--- START Records for this task ---
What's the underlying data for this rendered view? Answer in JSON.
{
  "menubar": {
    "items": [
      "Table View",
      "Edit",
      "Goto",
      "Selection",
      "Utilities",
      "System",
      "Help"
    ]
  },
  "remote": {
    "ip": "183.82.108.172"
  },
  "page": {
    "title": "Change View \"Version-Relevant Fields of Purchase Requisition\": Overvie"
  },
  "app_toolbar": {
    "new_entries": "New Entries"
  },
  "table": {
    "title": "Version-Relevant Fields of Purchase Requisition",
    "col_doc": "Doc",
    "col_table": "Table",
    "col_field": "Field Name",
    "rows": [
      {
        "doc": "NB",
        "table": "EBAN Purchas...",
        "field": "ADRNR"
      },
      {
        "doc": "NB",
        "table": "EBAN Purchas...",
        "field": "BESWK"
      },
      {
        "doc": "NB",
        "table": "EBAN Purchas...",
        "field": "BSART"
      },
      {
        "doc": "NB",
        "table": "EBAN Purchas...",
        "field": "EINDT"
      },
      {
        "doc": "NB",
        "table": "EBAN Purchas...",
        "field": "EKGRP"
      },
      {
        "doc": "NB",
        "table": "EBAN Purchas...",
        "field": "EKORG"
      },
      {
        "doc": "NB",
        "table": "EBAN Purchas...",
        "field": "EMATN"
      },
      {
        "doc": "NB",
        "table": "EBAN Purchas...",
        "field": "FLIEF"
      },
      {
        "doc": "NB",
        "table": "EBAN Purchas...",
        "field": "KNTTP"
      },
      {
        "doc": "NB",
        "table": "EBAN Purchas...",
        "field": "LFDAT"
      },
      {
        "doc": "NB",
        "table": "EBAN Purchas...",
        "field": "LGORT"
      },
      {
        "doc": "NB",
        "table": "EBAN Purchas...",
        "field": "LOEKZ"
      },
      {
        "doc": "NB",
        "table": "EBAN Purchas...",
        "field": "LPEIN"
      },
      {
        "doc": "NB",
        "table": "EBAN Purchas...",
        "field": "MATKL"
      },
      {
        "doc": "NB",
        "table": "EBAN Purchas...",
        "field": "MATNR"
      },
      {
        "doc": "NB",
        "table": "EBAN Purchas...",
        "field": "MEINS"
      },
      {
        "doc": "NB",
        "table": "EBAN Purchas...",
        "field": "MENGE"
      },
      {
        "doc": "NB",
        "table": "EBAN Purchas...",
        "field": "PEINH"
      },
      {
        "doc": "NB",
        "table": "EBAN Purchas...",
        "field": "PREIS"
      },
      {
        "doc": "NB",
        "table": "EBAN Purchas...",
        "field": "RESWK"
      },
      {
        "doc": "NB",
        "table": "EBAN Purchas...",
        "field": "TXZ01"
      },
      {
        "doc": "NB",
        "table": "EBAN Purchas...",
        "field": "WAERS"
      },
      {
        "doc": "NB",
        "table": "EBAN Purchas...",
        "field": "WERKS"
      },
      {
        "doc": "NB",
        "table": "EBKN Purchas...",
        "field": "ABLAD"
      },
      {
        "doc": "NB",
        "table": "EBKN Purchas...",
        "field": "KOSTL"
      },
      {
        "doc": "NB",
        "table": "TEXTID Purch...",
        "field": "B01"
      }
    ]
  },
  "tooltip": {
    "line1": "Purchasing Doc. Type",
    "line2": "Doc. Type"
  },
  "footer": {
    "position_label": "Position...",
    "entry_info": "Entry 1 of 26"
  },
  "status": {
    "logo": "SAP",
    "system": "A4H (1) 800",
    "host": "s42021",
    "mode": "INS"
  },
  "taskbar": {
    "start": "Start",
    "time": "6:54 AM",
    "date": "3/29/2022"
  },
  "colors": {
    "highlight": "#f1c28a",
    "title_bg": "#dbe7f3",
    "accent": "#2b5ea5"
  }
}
--- END Records for this task ---
*Given exercise:* Among the lines of the material, find those that hold the word "Version" and copy them.

*Response for this exercise:*
    "title": "Change View \"Version-Relevant Fields of Purchase Requisition\": Overvie"
    "title": "Version-Relevant Fields of Purchase Requisition",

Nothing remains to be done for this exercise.